Required task:
Copy every line in the records below that contains the word "used".

(Entries taken from a collection)
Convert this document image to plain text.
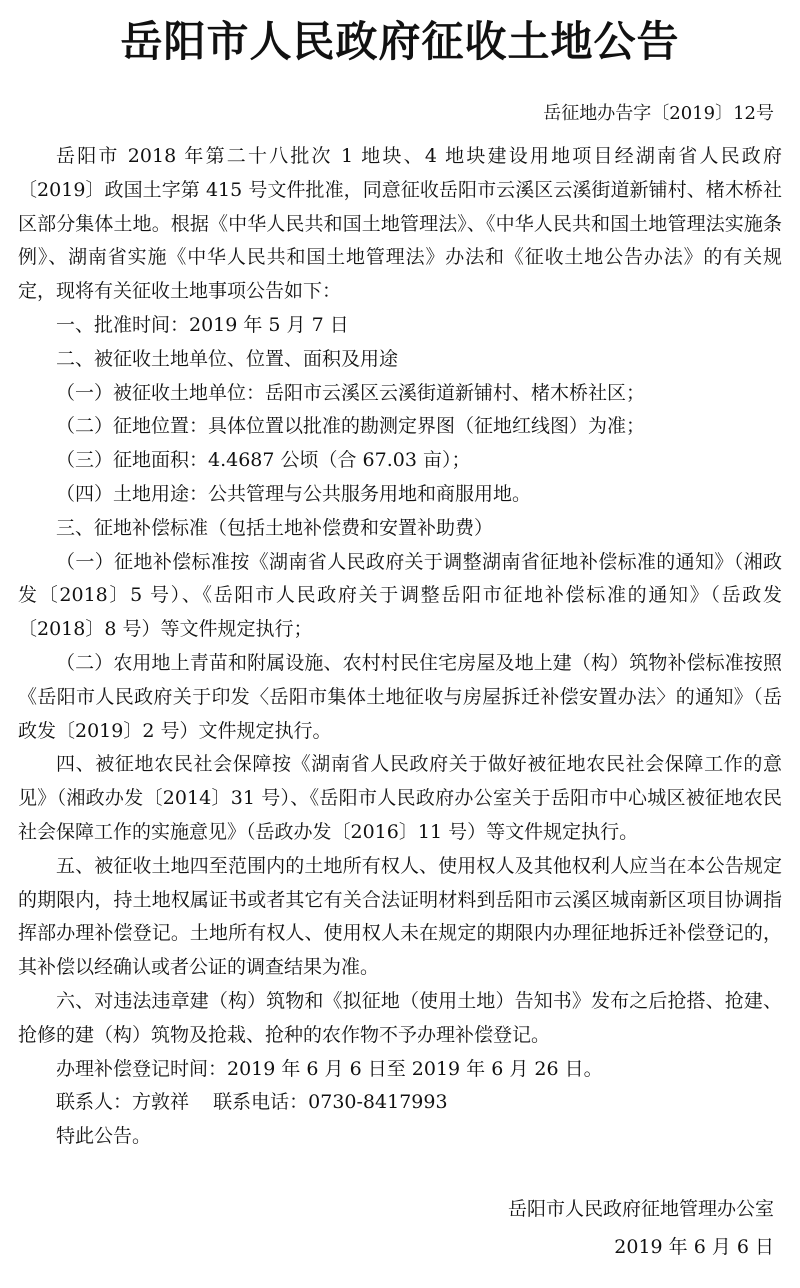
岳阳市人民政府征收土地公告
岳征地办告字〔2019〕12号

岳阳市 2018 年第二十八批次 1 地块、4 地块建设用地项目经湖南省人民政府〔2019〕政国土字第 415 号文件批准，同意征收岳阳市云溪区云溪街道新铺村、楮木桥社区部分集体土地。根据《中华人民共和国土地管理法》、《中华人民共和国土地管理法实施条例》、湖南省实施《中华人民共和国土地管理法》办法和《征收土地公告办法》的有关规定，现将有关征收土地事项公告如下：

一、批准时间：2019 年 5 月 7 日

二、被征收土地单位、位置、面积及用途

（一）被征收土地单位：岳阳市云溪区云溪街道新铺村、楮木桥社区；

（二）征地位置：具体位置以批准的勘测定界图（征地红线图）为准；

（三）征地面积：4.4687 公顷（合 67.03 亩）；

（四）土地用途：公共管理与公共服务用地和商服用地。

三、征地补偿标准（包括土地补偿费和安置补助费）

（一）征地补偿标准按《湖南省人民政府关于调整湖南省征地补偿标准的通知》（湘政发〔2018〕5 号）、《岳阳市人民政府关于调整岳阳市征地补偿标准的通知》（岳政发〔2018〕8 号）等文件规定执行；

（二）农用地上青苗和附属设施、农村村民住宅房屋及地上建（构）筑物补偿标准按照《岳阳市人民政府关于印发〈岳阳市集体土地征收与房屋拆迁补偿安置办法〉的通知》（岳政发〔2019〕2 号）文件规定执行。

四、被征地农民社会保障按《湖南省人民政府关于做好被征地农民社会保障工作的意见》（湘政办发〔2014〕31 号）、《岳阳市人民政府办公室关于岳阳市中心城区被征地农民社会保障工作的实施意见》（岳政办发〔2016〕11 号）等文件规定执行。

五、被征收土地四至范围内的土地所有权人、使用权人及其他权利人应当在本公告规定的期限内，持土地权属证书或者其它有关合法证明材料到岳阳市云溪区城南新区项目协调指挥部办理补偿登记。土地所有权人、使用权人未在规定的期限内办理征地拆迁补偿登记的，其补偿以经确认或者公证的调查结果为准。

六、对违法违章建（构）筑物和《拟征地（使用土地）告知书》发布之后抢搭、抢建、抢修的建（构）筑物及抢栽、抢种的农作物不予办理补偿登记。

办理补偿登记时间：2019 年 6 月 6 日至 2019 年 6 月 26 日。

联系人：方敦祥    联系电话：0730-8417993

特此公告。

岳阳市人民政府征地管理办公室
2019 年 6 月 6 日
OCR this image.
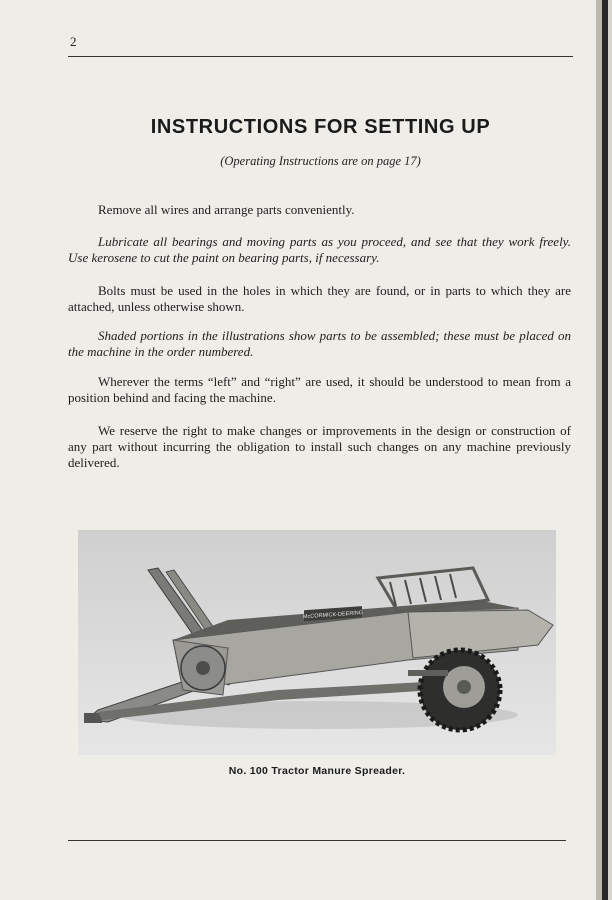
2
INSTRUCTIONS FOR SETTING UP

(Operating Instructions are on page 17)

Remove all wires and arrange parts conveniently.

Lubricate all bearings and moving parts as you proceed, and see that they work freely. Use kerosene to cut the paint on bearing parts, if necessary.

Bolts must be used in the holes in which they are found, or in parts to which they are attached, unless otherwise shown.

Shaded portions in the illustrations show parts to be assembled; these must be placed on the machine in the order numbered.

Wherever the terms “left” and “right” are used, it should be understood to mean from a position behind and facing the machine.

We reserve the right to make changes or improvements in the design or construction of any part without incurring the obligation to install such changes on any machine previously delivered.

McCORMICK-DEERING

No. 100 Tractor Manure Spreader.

Written answer:
Bolts must be used in the holes in which they are found, or in parts to which they are attached, unless otherwise shown.
Wherever the terms “left” and “right” are used, it should be understood to mean from a position behind and facing the machine.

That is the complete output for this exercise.